::: Supplied material

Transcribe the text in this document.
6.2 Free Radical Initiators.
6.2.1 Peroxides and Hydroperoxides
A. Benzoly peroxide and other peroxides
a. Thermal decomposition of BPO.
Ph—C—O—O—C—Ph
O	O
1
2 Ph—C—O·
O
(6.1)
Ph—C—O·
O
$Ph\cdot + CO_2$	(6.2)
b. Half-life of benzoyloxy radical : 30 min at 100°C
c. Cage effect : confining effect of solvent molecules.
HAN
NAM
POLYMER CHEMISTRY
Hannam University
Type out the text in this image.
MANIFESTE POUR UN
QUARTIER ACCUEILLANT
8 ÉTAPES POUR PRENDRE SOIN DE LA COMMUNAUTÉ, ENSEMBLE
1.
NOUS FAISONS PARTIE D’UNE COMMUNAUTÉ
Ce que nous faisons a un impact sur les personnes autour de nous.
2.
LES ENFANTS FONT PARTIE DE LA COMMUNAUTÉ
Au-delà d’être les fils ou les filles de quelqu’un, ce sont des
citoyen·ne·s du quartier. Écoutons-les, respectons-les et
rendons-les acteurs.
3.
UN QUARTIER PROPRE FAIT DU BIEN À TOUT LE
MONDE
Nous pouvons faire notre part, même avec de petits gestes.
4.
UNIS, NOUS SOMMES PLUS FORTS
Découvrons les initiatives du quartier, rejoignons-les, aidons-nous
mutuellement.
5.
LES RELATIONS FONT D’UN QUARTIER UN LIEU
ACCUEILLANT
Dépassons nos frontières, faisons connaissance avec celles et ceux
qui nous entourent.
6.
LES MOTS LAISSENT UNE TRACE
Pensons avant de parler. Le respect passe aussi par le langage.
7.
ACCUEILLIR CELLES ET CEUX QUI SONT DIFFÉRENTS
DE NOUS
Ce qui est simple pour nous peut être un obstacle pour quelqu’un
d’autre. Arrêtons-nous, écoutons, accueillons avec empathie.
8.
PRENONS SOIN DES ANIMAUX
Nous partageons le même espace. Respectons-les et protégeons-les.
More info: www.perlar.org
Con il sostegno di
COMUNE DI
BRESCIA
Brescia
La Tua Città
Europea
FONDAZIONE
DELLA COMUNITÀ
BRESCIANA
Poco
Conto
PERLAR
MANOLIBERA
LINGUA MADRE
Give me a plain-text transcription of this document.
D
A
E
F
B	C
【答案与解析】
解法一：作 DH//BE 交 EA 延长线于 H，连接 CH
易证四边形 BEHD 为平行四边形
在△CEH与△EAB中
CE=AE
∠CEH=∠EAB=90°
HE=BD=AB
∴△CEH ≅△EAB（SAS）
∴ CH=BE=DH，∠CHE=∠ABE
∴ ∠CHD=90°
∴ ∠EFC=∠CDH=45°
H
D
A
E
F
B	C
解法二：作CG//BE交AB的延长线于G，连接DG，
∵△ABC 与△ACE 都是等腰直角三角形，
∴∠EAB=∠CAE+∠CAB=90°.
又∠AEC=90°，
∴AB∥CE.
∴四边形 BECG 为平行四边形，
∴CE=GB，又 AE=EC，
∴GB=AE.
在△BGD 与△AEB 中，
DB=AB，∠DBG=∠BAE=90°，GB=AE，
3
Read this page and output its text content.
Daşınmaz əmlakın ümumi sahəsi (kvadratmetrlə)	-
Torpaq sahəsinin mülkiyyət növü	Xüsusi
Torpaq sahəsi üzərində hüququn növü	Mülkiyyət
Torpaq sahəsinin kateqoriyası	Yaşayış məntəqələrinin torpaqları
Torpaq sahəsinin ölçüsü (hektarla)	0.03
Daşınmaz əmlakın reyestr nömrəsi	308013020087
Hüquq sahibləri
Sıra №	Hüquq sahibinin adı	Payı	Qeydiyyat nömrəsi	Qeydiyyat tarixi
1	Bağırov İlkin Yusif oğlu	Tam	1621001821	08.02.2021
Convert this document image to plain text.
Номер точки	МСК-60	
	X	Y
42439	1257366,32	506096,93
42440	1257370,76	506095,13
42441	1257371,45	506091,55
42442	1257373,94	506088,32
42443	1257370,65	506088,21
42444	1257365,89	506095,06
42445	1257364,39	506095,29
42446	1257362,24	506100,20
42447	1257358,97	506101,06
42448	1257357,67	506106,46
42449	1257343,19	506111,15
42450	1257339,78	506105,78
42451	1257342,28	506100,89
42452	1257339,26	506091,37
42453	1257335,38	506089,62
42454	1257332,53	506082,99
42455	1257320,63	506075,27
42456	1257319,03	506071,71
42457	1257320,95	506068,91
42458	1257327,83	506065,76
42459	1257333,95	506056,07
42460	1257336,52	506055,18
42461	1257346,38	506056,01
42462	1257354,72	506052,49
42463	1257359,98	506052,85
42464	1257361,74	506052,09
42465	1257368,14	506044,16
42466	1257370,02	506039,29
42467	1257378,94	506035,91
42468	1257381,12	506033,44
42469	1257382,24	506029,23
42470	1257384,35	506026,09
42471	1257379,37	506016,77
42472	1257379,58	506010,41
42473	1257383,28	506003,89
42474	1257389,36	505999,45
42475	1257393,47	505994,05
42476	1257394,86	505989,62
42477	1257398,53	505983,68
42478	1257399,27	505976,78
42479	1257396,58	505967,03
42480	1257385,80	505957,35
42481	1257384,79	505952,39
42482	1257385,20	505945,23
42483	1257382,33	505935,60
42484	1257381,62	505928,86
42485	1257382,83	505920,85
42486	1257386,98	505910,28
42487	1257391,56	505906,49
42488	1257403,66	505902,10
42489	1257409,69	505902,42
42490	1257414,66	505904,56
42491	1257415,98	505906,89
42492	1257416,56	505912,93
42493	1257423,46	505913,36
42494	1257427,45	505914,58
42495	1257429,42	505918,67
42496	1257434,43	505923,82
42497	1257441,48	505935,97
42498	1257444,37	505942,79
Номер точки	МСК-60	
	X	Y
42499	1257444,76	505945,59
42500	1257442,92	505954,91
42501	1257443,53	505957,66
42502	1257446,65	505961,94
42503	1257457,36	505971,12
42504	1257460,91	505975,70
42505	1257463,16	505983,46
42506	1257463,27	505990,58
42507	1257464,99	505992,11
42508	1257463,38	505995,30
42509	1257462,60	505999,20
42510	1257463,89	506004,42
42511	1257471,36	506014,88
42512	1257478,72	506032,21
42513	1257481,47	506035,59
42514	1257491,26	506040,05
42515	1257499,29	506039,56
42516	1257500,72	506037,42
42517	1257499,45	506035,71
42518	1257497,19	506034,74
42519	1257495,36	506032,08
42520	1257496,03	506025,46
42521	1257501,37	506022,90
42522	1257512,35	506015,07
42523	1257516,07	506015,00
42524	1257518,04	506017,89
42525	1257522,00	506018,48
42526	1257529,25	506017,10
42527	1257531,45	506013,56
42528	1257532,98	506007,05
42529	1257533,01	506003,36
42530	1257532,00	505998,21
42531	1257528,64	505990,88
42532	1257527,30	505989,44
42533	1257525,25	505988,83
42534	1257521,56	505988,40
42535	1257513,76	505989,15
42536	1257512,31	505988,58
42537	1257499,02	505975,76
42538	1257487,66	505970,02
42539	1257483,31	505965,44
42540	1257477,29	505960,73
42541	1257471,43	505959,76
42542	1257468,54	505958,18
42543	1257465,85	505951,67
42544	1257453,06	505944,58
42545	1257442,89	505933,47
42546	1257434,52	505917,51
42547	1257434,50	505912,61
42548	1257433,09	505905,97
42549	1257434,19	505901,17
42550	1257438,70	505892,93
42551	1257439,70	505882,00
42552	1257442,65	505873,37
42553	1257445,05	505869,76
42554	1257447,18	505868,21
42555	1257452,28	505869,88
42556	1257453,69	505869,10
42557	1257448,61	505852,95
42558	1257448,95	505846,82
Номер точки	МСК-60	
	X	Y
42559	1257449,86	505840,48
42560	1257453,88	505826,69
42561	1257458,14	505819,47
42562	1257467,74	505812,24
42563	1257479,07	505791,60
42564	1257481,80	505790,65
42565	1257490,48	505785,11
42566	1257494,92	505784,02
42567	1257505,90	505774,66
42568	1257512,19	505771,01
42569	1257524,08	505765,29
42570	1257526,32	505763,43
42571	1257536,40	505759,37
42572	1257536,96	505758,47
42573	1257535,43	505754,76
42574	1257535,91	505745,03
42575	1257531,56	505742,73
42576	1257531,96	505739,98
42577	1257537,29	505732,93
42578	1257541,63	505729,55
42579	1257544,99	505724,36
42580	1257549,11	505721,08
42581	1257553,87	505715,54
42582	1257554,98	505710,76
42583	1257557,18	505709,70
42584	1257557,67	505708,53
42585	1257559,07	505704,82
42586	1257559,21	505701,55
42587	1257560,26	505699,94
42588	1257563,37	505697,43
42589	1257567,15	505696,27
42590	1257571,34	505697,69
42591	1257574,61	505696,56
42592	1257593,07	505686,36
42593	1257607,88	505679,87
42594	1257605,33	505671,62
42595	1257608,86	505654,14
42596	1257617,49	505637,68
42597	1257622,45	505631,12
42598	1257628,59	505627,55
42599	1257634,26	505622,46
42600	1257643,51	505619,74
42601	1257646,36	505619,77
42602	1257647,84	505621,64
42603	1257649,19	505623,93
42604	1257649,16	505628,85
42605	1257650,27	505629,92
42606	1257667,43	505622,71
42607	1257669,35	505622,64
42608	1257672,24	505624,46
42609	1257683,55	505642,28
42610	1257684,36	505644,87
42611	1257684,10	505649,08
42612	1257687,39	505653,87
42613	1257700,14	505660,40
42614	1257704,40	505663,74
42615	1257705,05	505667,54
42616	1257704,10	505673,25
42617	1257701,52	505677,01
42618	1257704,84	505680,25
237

::::::

The task>
Extract each line holding the word "Daşınmaz" from the records.

Task solution>
Daşınmaz əmlakın ümumi sahəsi (kvadratmetrlə)	-
Daşınmaz əmlakın reyestr nömrəsi	308013020087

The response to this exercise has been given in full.